THE REQUEST » Work through the data below and give the number of lines holding "PussFi", nothing more.

+++ RECORDS SHOWN

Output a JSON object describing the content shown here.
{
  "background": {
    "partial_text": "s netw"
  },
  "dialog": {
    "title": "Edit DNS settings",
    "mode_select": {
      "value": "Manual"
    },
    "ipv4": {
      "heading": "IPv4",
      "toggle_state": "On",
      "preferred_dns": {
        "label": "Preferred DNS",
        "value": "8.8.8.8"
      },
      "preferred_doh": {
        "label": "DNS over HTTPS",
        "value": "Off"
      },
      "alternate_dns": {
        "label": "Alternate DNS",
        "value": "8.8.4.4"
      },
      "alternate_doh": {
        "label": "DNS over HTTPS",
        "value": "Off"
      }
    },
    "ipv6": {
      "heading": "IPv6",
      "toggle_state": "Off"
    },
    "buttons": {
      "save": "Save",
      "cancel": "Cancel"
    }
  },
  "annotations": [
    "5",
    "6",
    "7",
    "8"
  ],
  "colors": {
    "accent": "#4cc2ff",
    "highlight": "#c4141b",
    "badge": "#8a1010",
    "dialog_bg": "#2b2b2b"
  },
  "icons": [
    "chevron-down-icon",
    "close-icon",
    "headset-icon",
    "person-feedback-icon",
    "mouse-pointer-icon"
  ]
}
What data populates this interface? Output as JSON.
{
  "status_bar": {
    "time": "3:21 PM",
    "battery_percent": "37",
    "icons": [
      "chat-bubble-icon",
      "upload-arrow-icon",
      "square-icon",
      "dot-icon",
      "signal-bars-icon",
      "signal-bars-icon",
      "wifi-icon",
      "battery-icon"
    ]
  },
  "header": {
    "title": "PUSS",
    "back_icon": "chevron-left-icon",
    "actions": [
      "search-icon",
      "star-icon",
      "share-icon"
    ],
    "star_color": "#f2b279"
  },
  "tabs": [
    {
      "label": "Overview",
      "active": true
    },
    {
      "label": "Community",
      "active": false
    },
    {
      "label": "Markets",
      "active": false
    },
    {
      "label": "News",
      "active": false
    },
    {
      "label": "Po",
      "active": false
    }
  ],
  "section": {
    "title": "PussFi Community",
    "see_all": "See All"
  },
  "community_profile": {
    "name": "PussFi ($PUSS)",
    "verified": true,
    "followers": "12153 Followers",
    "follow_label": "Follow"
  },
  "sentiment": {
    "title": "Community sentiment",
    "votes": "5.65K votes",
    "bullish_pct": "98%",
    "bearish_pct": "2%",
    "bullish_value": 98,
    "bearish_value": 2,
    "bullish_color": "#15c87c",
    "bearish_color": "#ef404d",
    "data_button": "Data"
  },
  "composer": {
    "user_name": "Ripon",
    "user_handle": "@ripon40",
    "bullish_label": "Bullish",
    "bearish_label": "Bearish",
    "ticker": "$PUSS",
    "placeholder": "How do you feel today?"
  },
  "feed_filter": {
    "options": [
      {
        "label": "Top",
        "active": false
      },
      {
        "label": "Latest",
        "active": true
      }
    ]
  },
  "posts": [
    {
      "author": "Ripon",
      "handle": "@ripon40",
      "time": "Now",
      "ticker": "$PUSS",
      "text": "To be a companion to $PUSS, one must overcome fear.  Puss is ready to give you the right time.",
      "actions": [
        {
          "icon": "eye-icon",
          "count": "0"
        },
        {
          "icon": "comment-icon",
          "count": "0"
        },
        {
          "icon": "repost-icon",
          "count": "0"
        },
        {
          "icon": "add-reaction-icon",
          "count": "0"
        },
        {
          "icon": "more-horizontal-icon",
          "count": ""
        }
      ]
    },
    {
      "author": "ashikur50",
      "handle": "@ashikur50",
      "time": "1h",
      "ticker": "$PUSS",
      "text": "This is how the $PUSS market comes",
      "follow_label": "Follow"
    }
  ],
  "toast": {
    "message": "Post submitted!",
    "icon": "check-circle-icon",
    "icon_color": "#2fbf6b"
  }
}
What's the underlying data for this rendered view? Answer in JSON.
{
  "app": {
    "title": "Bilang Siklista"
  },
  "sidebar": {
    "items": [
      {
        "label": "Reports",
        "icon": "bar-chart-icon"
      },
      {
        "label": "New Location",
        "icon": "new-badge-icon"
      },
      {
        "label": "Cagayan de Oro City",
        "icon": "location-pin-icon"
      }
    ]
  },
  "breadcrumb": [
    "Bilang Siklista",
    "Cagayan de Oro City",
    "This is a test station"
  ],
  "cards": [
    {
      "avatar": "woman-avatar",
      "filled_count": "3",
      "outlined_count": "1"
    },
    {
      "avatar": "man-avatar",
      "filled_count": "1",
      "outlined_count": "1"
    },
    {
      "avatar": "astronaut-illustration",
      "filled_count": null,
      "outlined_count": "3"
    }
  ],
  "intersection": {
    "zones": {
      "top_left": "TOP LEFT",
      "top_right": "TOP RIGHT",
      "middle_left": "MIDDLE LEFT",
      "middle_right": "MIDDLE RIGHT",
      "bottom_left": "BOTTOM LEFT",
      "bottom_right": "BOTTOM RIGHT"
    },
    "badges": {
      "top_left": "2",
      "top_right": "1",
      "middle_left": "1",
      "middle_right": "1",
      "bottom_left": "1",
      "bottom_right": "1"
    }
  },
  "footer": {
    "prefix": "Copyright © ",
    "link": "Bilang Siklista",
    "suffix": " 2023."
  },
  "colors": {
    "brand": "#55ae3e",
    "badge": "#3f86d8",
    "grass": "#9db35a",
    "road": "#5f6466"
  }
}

++++++

RESPONSE TO THIS EXERCISE » 2